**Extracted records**
────

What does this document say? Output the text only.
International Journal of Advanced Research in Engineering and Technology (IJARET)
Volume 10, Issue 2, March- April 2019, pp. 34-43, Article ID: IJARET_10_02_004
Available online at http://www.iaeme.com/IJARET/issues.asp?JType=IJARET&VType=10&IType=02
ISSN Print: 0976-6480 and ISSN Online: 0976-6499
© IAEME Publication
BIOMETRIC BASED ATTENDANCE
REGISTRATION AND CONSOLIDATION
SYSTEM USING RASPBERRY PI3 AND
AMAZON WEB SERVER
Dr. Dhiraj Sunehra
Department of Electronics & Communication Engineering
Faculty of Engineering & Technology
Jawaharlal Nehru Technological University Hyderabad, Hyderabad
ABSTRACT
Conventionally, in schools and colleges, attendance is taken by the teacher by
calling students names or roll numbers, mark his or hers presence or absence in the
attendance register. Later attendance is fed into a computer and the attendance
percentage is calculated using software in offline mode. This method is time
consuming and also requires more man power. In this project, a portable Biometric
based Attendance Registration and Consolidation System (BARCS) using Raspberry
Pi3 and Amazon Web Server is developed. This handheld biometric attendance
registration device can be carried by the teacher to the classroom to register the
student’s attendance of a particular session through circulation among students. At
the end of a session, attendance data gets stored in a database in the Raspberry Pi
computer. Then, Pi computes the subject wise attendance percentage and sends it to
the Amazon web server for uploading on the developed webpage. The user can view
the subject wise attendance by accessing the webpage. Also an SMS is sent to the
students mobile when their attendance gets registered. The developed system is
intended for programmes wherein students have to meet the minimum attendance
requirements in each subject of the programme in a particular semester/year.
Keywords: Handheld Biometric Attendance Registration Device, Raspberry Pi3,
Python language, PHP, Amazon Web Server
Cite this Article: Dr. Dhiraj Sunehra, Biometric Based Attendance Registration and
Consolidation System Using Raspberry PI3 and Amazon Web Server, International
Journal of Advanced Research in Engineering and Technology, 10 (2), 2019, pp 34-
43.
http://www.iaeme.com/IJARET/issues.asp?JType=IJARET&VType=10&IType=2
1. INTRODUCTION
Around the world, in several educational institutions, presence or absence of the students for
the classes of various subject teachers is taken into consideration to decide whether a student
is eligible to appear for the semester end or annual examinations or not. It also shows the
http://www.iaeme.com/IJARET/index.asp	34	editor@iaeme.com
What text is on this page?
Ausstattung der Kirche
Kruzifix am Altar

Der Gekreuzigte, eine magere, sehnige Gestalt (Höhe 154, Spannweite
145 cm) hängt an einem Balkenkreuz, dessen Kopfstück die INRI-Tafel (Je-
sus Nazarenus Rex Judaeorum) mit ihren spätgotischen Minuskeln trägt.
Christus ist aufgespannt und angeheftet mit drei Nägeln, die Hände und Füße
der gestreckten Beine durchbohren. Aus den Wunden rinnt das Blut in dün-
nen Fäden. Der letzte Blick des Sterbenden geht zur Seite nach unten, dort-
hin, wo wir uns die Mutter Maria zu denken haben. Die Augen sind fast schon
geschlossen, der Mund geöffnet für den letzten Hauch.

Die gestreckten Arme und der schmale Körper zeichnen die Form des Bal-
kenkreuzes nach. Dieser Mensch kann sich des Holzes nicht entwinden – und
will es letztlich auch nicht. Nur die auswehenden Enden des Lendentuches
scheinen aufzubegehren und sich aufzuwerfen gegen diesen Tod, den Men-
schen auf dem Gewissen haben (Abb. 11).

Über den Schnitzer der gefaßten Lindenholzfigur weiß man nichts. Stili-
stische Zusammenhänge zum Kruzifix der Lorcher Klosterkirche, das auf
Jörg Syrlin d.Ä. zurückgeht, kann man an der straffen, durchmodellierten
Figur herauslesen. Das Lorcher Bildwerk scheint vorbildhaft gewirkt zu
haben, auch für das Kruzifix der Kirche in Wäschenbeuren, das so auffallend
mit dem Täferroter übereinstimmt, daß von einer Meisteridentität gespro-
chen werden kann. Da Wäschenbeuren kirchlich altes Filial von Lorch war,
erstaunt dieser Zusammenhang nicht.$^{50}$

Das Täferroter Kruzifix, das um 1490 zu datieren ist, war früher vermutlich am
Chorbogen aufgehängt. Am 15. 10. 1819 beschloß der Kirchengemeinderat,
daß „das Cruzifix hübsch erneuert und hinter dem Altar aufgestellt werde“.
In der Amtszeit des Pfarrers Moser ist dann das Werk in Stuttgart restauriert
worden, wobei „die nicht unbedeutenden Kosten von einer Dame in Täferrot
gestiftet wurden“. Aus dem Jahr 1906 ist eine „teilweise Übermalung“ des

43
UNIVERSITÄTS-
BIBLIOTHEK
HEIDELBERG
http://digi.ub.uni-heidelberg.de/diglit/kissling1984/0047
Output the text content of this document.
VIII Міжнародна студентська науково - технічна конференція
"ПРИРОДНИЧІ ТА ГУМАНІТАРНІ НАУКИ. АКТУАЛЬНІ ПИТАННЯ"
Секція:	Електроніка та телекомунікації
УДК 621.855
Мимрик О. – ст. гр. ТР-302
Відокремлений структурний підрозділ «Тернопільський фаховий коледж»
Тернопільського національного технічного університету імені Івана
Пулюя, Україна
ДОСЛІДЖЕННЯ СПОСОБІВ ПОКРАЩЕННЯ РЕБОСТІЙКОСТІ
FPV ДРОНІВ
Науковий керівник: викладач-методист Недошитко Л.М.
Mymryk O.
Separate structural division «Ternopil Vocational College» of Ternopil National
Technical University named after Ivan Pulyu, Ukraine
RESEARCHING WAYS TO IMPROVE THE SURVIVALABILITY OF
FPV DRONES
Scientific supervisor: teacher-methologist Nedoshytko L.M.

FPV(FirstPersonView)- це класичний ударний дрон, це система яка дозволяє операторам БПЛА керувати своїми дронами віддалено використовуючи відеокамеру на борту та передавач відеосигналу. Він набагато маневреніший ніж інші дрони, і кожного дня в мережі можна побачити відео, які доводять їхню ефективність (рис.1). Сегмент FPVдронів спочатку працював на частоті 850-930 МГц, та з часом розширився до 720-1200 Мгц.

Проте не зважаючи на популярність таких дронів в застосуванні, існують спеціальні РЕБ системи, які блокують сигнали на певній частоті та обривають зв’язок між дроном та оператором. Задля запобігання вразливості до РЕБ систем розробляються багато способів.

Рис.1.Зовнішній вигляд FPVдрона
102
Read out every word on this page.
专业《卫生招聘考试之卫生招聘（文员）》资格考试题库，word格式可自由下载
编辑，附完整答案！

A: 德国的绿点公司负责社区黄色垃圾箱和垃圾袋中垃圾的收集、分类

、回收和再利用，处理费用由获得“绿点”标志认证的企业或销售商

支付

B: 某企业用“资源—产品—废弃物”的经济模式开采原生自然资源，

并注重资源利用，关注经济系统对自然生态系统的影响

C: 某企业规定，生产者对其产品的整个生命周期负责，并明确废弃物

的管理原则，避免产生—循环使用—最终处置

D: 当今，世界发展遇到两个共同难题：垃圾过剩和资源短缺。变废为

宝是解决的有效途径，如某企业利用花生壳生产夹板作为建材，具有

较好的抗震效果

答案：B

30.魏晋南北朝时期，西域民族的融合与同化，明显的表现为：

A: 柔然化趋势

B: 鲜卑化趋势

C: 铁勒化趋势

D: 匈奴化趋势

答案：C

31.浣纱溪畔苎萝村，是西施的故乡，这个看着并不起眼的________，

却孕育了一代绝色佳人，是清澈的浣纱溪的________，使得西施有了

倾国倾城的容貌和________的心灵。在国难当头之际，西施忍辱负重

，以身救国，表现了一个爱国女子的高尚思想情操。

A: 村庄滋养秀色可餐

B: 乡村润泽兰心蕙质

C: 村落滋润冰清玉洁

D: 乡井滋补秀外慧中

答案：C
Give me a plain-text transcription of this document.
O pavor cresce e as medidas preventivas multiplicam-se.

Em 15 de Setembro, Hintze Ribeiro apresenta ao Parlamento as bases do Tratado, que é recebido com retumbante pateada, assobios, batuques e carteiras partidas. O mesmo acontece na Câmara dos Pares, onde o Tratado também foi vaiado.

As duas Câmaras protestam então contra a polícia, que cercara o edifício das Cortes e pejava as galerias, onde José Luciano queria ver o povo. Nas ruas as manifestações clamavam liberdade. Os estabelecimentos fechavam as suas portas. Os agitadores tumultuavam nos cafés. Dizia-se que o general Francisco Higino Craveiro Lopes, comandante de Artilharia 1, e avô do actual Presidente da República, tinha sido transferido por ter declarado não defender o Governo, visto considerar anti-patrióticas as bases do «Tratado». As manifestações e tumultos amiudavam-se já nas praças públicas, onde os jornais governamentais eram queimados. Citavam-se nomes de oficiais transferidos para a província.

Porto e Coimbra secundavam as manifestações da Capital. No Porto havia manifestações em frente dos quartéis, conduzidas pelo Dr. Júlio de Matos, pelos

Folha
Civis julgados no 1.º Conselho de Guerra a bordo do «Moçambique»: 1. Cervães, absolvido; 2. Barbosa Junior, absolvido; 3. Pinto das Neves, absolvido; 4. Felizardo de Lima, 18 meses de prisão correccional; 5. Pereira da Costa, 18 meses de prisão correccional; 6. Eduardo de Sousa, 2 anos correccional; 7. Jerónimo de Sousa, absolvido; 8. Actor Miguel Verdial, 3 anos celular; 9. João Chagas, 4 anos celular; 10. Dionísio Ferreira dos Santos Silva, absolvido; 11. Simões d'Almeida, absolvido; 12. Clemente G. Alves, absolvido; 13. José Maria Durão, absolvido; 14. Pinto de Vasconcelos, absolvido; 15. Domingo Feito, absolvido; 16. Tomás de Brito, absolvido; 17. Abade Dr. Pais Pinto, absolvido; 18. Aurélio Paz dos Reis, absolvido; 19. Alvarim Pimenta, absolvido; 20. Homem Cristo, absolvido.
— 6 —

────

**What the task asks**
Identify and copy lines that hold the string "percentage".

**Result of this exercise**
percentage is calculated using software in offline mode. This method is time
computer. Then, Pi computes the subject wise attendance percentage and sends it to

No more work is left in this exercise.